GOAL OF THE EXERCISE → For the copy, please give all of the data again exactly and leave the pictures out.

THE RECORDS →
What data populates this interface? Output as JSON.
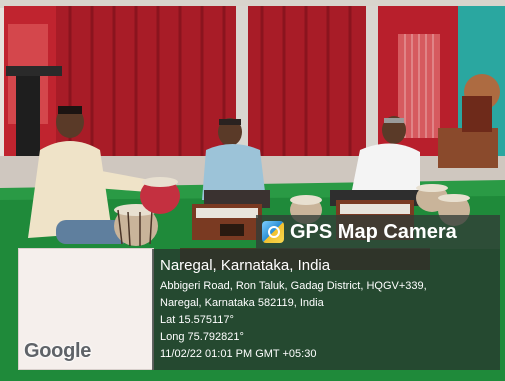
{
  "overlay": {
    "app_name": "GPS Map Camera",
    "location_title": "Naregal, Karnataka, India",
    "address_line_1": "Abbigeri Road, Ron Taluk, Gadag District, HQGV+339,",
    "address_line_2": "Naregal, Karnataka 582119, India",
    "latitude": "Lat 15.575117°",
    "longitude": "Long 75.792821°",
    "timestamp": "11/02/22 01:01 PM GMT +05:30",
    "app_icon": "camera-pin-icon"
  },
  "map": {
    "provider_label": "Google"
  },
  "photo": {
    "subject": "three men playing harmonium and tabla on a green mat in a hall with red curtains",
    "colors": {
      "curtain": "#b01e2a",
      "wall": "#e6e2dc",
      "floor_mat": "#1f8a3a",
      "teal_wall": "#2aa7a0"
    }
  }
}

RESULT BELOW →
What data populates this interface? Output as JSON.
{
  "overlay": {
    "app_name": "GPS Map Camera",
    "location_title": "Naregal, Karnataka, India",
    "address_line_1": "Abbigeri Road, Ron Taluk, Gadag District, HQGV+339,",
    "address_line_2": "Naregal, Karnataka 582119, India",
    "latitude": "Lat 15.575117°",
    "longitude": "Long 75.792821°",
    "timestamp": "11/02/22 01:01 PM GMT +05:30",
    "app_icon": "camera-pin-icon"
  },
  "map": {
    "provider_label": "Google"
  },
  "photo": {
    "subject": "three men playing harmonium and tabla on a green mat in a hall with red curtains",
    "colors": {
      "curtain": "#b01e2a",
      "wall": "#e6e2dc",
      "floor_mat": "#1f8a3a",
      "teal_wall": "#2aa7a0"
    }
  }
}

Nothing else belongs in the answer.